Provided data
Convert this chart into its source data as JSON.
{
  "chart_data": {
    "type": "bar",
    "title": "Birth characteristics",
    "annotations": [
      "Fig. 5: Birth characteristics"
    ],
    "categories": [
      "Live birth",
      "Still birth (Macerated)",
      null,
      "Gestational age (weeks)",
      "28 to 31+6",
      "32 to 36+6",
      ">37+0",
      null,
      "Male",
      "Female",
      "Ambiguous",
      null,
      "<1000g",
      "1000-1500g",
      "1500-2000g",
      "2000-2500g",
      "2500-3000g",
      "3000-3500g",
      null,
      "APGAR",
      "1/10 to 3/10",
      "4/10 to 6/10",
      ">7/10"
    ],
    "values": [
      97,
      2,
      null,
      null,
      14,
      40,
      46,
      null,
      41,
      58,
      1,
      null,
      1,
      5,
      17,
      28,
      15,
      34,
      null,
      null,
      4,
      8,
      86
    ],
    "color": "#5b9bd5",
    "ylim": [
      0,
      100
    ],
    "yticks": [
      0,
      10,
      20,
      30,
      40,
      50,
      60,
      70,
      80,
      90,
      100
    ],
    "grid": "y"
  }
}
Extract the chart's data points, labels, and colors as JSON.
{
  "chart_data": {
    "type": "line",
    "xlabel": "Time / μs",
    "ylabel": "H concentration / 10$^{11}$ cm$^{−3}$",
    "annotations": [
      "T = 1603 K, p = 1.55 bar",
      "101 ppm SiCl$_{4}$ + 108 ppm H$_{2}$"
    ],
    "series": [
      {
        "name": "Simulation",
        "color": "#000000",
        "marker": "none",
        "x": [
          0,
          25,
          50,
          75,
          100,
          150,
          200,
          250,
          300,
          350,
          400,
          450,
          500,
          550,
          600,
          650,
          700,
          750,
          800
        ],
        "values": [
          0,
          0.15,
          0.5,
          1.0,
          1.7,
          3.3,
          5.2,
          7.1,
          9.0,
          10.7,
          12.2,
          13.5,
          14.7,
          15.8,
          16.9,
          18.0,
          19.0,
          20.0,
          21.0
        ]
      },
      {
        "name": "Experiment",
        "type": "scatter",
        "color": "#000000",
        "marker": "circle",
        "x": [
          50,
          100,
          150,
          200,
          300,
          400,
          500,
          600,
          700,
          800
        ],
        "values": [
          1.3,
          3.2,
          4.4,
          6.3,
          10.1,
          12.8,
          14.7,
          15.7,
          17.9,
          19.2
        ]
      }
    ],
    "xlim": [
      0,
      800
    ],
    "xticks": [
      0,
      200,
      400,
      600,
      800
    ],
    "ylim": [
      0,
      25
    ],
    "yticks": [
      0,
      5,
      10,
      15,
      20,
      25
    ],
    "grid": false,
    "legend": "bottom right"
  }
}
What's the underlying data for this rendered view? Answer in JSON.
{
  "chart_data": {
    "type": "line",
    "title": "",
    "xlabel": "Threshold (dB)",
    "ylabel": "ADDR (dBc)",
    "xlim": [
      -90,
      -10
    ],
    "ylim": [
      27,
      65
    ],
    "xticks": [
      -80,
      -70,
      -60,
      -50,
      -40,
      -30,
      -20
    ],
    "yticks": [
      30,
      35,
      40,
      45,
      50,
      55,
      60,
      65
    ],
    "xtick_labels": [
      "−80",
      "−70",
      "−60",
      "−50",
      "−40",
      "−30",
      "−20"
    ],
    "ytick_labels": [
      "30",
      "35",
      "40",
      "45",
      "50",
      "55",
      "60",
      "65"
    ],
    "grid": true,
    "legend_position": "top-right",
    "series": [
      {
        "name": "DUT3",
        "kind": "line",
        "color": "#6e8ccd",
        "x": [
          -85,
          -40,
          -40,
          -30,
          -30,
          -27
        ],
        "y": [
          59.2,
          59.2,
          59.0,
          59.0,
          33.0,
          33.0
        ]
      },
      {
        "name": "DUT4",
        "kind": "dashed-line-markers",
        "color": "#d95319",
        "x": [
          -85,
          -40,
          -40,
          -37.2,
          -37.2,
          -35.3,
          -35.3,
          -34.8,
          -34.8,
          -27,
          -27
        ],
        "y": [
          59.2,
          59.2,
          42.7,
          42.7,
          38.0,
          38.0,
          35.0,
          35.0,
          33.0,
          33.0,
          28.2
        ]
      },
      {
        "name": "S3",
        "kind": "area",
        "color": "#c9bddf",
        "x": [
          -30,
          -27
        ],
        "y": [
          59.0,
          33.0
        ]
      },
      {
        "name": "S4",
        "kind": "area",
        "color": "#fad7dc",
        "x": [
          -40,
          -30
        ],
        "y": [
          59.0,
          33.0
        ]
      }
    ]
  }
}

What needs to be done
Copy out each line of the listing that holds "right".

Complete response
    "legend": "bottom right"
    "legend_position": "top-right",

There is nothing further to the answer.